_Task prompt_
Each entry must be reproduced precisely as it stands.

_Provided records_
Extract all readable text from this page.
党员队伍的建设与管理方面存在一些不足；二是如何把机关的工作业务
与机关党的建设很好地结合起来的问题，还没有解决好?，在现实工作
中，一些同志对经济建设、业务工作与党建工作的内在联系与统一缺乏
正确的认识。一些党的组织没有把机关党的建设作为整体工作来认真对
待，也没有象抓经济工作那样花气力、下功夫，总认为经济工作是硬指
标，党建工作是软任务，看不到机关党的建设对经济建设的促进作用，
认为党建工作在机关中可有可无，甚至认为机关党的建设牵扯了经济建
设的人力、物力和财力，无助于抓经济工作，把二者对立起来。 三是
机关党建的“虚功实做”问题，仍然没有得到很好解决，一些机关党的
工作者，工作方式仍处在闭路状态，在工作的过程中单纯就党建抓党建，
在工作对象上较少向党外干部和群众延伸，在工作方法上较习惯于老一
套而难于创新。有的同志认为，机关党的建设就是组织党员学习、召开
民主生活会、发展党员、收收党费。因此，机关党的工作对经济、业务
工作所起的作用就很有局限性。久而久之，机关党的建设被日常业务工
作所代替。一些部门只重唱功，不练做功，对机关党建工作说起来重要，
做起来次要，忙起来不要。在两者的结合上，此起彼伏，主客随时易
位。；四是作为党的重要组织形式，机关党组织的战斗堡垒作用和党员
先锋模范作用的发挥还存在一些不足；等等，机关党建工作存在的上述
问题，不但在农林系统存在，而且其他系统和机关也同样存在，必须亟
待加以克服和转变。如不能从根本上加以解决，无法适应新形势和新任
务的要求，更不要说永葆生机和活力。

_Solved exercise_
Extract all readable text from this page.
党员队伍的建设与管理方面存在一些不足；二是如何把机关的工作业务
与机关党的建设很好地结合起来的问题，还没有解决好?，在现实工作
中，一些同志对经济建设、业务工作与党建工作的内在联系与统一缺乏
正确的认识。一些党的组织没有把机关党的建设作为整体工作来认真对
待，也没有象抓经济工作那样花气力、下功夫，总认为经济工作是硬指
标，党建工作是软任务，看不到机关党的建设对经济建设的促进作用，
认为党建工作在机关中可有可无，甚至认为机关党的建设牵扯了经济建
设的人力、物力和财力，无助于抓经济工作，把二者对立起来。 三是
机关党建的“虚功实做”问题，仍然没有得到很好解决，一些机关党的
工作者，工作方式仍处在闭路状态，在工作的过程中单纯就党建抓党建，
在工作对象上较少向党外干部和群众延伸，在工作方法上较习惯于老一
套而难于创新。有的同志认为，机关党的建设就是组织党员学习、召开
民主生活会、发展党员、收收党费。因此，机关党的工作对经济、业务
工作所起的作用就很有局限性。久而久之，机关党的建设被日常业务工
作所代替。一些部门只重唱功，不练做功，对机关党建工作说起来重要，
做起来次要，忙起来不要。在两者的结合上，此起彼伏，主客随时易
位。；四是作为党的重要组织形式，机关党组织的战斗堡垒作用和党员
先锋模范作用的发挥还存在一些不足；等等，机关党建工作存在的上述
问题，不但在农林系统存在，而且其他系统和机关也同样存在，必须亟
待加以克服和转变。如不能从根本上加以解决，无法适应新形势和新任
务的要求，更不要说永葆生机和活力。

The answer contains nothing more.